--- start RECORD LIST ---
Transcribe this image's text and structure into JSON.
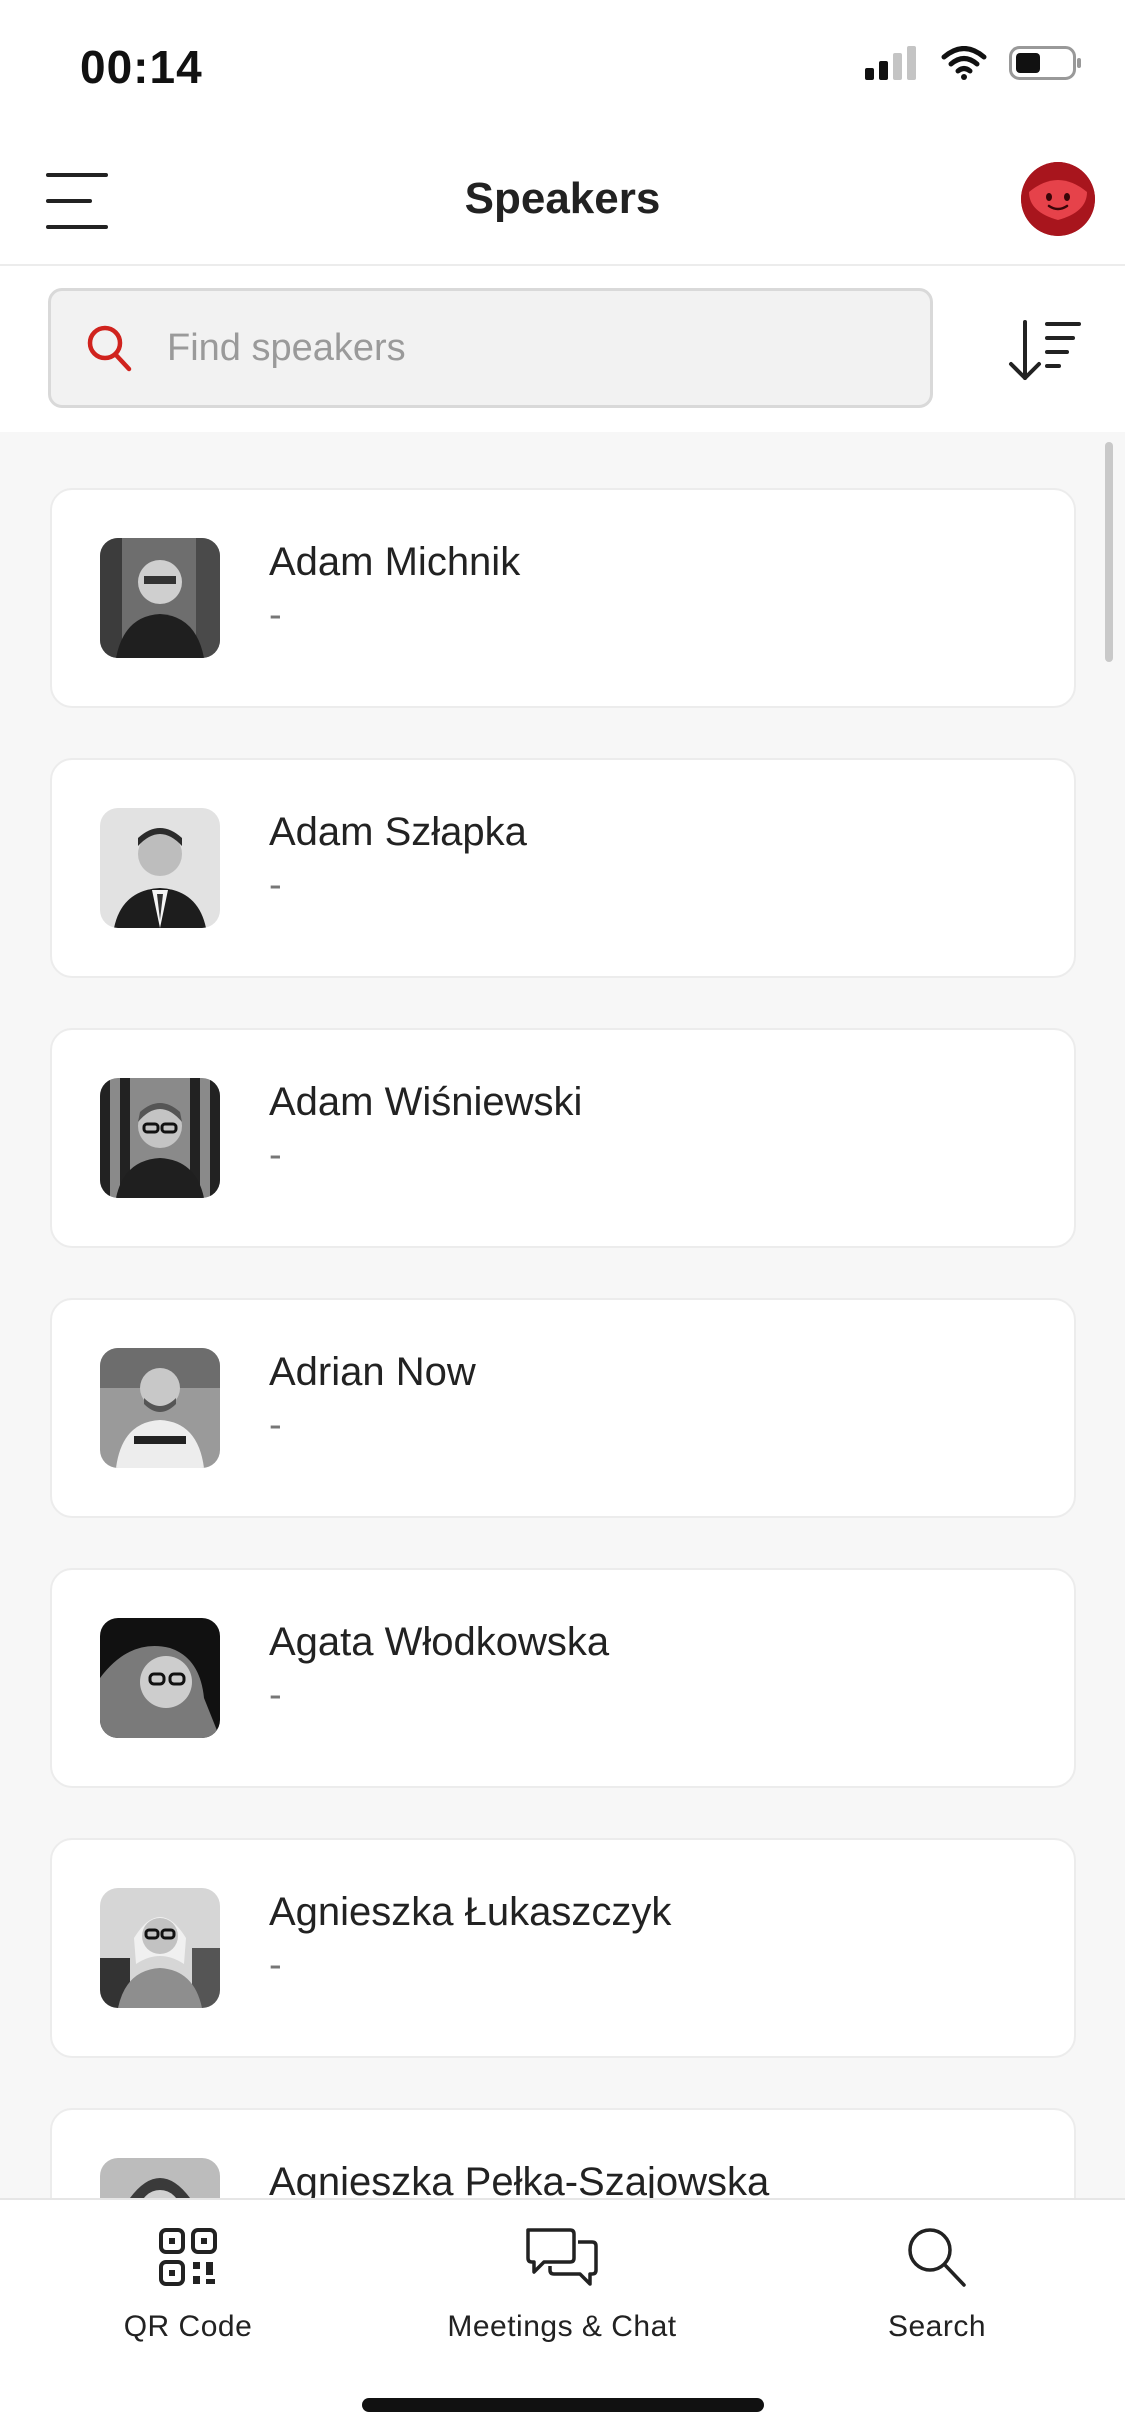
{
  "status_bar": {
    "time": "00:14",
    "icons": [
      "cellular-signal-icon",
      "wifi-icon",
      "battery-icon"
    ]
  },
  "header": {
    "title": "Speakers",
    "menu_icon": "hamburger-menu-icon",
    "avatar_icon": "user-avatar"
  },
  "search": {
    "placeholder": "Find speakers",
    "value": "",
    "icon": "search-icon",
    "sort_icon": "sort-descending-icon"
  },
  "speakers": [
    {
      "name": "Adam Michnik",
      "subtitle": "-"
    },
    {
      "name": "Adam Szłapka",
      "subtitle": "-"
    },
    {
      "name": "Adam Wiśniewski",
      "subtitle": "-"
    },
    {
      "name": "Adrian Now",
      "subtitle": "-"
    },
    {
      "name": "Agata Włodkowska",
      "subtitle": "-"
    },
    {
      "name": "Agnieszka Łukaszczyk",
      "subtitle": "-"
    },
    {
      "name": "Agnieszka Pełka-Szajowska",
      "subtitle": ""
    }
  ],
  "tab_bar": {
    "tabs": [
      {
        "label": "QR Code",
        "icon": "qr-code-icon"
      },
      {
        "label": "Meetings & Chat",
        "icon": "chat-bubbles-icon"
      },
      {
        "label": "Search",
        "icon": "search-icon"
      }
    ]
  },
  "colors": {
    "accent": "#d0231e",
    "avatar_bg": "#a8151d",
    "background": "#f7f7f7",
    "card": "#ffffff"
  }
}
--- end RECORD LIST ---
WHAT THE TASK REQUIRES –
Using the records above, pull out each line where the word "Agnieszka" occurs.

RESPONSE TO THE TASK –
      "name": "Agnieszka Łukaszczyk",
      "name": "Agnieszka Pełka-Szajowska",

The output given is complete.